▶ **THE REQUEST**
Return every entry exactly.

▶ **EXCERPTED DATA**
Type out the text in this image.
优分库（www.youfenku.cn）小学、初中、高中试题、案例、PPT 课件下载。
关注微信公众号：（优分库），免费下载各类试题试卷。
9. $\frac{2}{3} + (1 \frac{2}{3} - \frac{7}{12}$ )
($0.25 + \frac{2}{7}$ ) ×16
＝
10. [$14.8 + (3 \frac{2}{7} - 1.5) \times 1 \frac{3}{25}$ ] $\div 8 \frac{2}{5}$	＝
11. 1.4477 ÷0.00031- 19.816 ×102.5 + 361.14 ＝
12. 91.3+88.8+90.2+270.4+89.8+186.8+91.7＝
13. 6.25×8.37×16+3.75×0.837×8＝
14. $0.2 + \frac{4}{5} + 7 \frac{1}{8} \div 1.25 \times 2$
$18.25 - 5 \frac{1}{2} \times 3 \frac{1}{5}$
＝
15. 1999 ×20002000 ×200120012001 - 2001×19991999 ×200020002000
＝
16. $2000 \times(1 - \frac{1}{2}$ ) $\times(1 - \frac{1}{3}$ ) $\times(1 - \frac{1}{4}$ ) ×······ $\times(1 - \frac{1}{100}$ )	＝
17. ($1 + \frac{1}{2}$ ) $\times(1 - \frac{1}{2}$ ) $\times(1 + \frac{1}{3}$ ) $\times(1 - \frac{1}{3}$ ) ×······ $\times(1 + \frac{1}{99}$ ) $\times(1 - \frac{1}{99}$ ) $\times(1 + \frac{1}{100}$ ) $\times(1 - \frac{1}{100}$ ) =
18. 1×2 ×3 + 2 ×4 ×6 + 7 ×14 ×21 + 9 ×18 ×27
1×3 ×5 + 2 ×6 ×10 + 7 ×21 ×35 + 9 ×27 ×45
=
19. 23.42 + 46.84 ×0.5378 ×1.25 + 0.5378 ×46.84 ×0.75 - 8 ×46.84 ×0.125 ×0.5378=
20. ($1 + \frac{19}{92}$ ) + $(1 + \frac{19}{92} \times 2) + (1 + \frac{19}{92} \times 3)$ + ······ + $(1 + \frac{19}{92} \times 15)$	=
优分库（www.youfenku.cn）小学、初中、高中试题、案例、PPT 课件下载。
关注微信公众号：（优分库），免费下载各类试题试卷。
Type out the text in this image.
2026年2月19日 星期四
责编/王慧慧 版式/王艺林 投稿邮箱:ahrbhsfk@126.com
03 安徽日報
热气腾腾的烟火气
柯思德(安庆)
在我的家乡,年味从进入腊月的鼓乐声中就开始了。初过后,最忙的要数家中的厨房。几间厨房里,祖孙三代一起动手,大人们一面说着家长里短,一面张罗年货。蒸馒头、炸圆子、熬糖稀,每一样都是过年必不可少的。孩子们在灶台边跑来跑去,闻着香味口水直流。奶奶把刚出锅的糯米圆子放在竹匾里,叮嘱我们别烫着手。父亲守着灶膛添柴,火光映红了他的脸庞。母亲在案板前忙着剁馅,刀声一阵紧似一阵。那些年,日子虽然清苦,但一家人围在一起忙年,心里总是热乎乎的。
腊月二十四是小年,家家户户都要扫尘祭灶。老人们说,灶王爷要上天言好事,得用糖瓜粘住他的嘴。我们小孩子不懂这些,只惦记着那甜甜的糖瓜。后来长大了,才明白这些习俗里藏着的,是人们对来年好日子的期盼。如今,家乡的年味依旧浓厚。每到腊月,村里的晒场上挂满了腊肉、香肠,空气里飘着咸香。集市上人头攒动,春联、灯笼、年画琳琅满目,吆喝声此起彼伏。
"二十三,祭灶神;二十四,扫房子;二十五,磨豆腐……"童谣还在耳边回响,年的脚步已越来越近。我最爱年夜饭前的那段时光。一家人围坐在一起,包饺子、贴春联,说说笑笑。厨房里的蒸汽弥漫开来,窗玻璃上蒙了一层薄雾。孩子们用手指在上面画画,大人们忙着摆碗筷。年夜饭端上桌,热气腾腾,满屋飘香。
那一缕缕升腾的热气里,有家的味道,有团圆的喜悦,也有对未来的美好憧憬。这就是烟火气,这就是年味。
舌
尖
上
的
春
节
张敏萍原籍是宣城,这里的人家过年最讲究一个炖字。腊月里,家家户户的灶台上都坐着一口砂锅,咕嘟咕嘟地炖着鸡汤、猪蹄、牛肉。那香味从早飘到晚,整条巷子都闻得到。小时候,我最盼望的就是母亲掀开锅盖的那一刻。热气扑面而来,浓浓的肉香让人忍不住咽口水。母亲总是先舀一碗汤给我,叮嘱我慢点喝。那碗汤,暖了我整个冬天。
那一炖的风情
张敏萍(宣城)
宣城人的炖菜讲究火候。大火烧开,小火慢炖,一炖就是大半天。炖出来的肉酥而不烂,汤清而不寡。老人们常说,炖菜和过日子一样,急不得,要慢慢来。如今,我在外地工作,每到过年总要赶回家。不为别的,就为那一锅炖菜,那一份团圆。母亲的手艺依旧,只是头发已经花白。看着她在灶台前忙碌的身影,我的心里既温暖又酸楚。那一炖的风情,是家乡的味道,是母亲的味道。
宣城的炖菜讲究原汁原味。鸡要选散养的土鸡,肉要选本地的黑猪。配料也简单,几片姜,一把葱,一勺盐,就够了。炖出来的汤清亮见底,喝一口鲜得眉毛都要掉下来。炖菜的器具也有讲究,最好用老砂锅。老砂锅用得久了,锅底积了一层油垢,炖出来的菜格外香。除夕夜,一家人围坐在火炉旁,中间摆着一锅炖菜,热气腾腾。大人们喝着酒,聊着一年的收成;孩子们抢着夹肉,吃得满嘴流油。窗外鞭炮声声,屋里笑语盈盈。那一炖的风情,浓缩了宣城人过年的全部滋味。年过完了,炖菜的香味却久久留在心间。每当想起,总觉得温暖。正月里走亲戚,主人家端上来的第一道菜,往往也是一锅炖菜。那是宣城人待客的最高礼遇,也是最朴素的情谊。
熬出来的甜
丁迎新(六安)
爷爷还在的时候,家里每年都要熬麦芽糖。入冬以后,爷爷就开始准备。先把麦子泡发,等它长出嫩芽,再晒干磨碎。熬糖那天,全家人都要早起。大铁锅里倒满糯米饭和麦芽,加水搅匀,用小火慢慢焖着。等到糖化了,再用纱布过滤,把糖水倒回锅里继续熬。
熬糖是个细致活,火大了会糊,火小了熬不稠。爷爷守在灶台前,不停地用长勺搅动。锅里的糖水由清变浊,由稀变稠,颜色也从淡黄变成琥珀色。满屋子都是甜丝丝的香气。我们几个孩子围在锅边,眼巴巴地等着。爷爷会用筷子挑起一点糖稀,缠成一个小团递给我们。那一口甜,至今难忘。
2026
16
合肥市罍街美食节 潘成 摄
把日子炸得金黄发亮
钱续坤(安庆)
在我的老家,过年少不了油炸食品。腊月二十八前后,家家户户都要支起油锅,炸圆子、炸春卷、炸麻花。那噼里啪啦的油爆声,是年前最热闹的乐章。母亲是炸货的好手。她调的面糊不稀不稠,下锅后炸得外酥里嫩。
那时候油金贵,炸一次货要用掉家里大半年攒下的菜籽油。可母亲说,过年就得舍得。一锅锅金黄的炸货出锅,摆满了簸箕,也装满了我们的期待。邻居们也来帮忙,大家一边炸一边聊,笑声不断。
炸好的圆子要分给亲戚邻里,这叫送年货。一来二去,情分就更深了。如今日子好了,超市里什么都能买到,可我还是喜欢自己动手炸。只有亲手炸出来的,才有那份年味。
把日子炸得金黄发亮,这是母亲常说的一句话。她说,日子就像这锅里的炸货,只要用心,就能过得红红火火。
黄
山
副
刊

▶ **TASK ANSWER**
Type out the text in this image.
优分库（www.youfenku.cn）小学、初中、高中试题、案例、PPT 课件下载。
关注微信公众号：（优分库），免费下载各类试题试卷。
9. $\frac{2}{3} + (1 \frac{2}{3} - \frac{7}{12}$ )
($0.25 + \frac{2}{7}$ ) ×16
＝
10. [$14.8 + (3 \frac{2}{7} - 1.5) \times 1 \frac{3}{25}$ ] $\div 8 \frac{2}{5}$	＝
11. 1.4477 ÷0.00031- 19.816 ×102.5 + 361.14 ＝
12. 91.3+88.8+90.2+270.4+89.8+186.8+91.7＝
13. 6.25×8.37×16+3.75×0.837×8＝
14. $0.2 + \frac{4}{5} + 7 \frac{1}{8} \div 1.25 \times 2$
$18.25 - 5 \frac{1}{2} \times 3 \frac{1}{5}$
＝
15. 1999 ×20002000 ×200120012001 - 2001×19991999 ×200020002000
＝
16. $2000 \times(1 - \frac{1}{2}$ ) $\times(1 - \frac{1}{3}$ ) $\times(1 - \frac{1}{4}$ ) ×······ $\times(1 - \frac{1}{100}$ )	＝
17. ($1 + \frac{1}{2}$ ) $\times(1 - \frac{1}{2}$ ) $\times(1 + \frac{1}{3}$ ) $\times(1 - \frac{1}{3}$ ) ×······ $\times(1 + \frac{1}{99}$ ) $\times(1 - \frac{1}{99}$ ) $\times(1 + \frac{1}{100}$ ) $\times(1 - \frac{1}{100}$ ) =
18. 1×2 ×3 + 2 ×4 ×6 + 7 ×14 ×21 + 9 ×18 ×27
1×3 ×5 + 2 ×6 ×10 + 7 ×21 ×35 + 9 ×27 ×45
=
19. 23.42 + 46.84 ×0.5378 ×1.25 + 0.5378 ×46.84 ×0.75 - 8 ×46.84 ×0.125 ×0.5378=
20. ($1 + \frac{19}{92}$ ) + $(1 + \frac{19}{92} \times 2) + (1 + \frac{19}{92} \times 3)$ + ······ + $(1 + \frac{19}{92} \times 15)$	=
优分库（www.youfenku.cn）小学、初中、高中试题、案例、PPT 课件下载。
关注微信公众号：（优分库），免费下载各类试题试卷。
Type out the text in this image.
2026年2月19日 星期四
责编/王慧慧 版式/王艺林 投稿邮箱:ahrbhsfk@126.com
03 安徽日報
热气腾腾的烟火气
柯思德(安庆)
在我的家乡,年味从进入腊月的鼓乐声中就开始了。初过后,最忙的要数家中的厨房。几间厨房里,祖孙三代一起动手,大人们一面说着家长里短,一面张罗年货。蒸馒头、炸圆子、熬糖稀,每一样都是过年必不可少的。孩子们在灶台边跑来跑去,闻着香味口水直流。奶奶把刚出锅的糯米圆子放在竹匾里,叮嘱我们别烫着手。父亲守着灶膛添柴,火光映红了他的脸庞。母亲在案板前忙着剁馅,刀声一阵紧似一阵。那些年,日子虽然清苦,但一家人围在一起忙年,心里总是热乎乎的。
腊月二十四是小年,家家户户都要扫尘祭灶。老人们说,灶王爷要上天言好事,得用糖瓜粘住他的嘴。我们小孩子不懂这些,只惦记着那甜甜的糖瓜。后来长大了,才明白这些习俗里藏着的,是人们对来年好日子的期盼。如今,家乡的年味依旧浓厚。每到腊月,村里的晒场上挂满了腊肉、香肠,空气里飘着咸香。集市上人头攒动,春联、灯笼、年画琳琅满目,吆喝声此起彼伏。
"二十三,祭灶神;二十四,扫房子;二十五,磨豆腐……"童谣还在耳边回响,年的脚步已越来越近。我最爱年夜饭前的那段时光。一家人围坐在一起,包饺子、贴春联,说说笑笑。厨房里的蒸汽弥漫开来,窗玻璃上蒙了一层薄雾。孩子们用手指在上面画画,大人们忙着摆碗筷。年夜饭端上桌,热气腾腾,满屋飘香。
那一缕缕升腾的热气里,有家的味道,有团圆的喜悦,也有对未来的美好憧憬。这就是烟火气,这就是年味。
舌
尖
上
的
春
节
张敏萍原籍是宣城,这里的人家过年最讲究一个炖字。腊月里,家家户户的灶台上都坐着一口砂锅,咕嘟咕嘟地炖着鸡汤、猪蹄、牛肉。那香味从早飘到晚,整条巷子都闻得到。小时候,我最盼望的就是母亲掀开锅盖的那一刻。热气扑面而来,浓浓的肉香让人忍不住咽口水。母亲总是先舀一碗汤给我,叮嘱我慢点喝。那碗汤,暖了我整个冬天。
那一炖的风情
张敏萍(宣城)
宣城人的炖菜讲究火候。大火烧开,小火慢炖,一炖就是大半天。炖出来的肉酥而不烂,汤清而不寡。老人们常说,炖菜和过日子一样,急不得,要慢慢来。如今,我在外地工作,每到过年总要赶回家。不为别的,就为那一锅炖菜,那一份团圆。母亲的手艺依旧,只是头发已经花白。看着她在灶台前忙碌的身影,我的心里既温暖又酸楚。那一炖的风情,是家乡的味道,是母亲的味道。
宣城的炖菜讲究原汁原味。鸡要选散养的土鸡,肉要选本地的黑猪。配料也简单,几片姜,一把葱,一勺盐,就够了。炖出来的汤清亮见底,喝一口鲜得眉毛都要掉下来。炖菜的器具也有讲究,最好用老砂锅。老砂锅用得久了,锅底积了一层油垢,炖出来的菜格外香。除夕夜,一家人围坐在火炉旁,中间摆着一锅炖菜,热气腾腾。大人们喝着酒,聊着一年的收成;孩子们抢着夹肉,吃得满嘴流油。窗外鞭炮声声,屋里笑语盈盈。那一炖的风情,浓缩了宣城人过年的全部滋味。年过完了,炖菜的香味却久久留在心间。每当想起,总觉得温暖。正月里走亲戚,主人家端上来的第一道菜,往往也是一锅炖菜。那是宣城人待客的最高礼遇,也是最朴素的情谊。
熬出来的甜
丁迎新(六安)
爷爷还在的时候,家里每年都要熬麦芽糖。入冬以后,爷爷就开始准备。先把麦子泡发,等它长出嫩芽,再晒干磨碎。熬糖那天,全家人都要早起。大铁锅里倒满糯米饭和麦芽,加水搅匀,用小火慢慢焖着。等到糖化了,再用纱布过滤,把糖水倒回锅里继续熬。
熬糖是个细致活,火大了会糊,火小了熬不稠。爷爷守在灶台前,不停地用长勺搅动。锅里的糖水由清变浊,由稀变稠,颜色也从淡黄变成琥珀色。满屋子都是甜丝丝的香气。我们几个孩子围在锅边,眼巴巴地等着。爷爷会用筷子挑起一点糖稀,缠成一个小团递给我们。那一口甜,至今难忘。
2026
16
合肥市罍街美食节 潘成 摄
把日子炸得金黄发亮
钱续坤(安庆)
在我的老家,过年少不了油炸食品。腊月二十八前后,家家户户都要支起油锅,炸圆子、炸春卷、炸麻花。那噼里啪啦的油爆声,是年前最热闹的乐章。母亲是炸货的好手。她调的面糊不稀不稠,下锅后炸得外酥里嫩。
那时候油金贵,炸一次货要用掉家里大半年攒下的菜籽油。可母亲说,过年就得舍得。一锅锅金黄的炸货出锅,摆满了簸箕,也装满了我们的期待。邻居们也来帮忙,大家一边炸一边聊,笑声不断。
炸好的圆子要分给亲戚邻里,这叫送年货。一来二去,情分就更深了。如今日子好了,超市里什么都能买到,可我还是喜欢自己动手炸。只有亲手炸出来的,才有那份年味。
把日子炸得金黄发亮,这是母亲常说的一句话。她说,日子就像这锅里的炸货,只要用心,就能过得红红火火。
黄
山
副
刊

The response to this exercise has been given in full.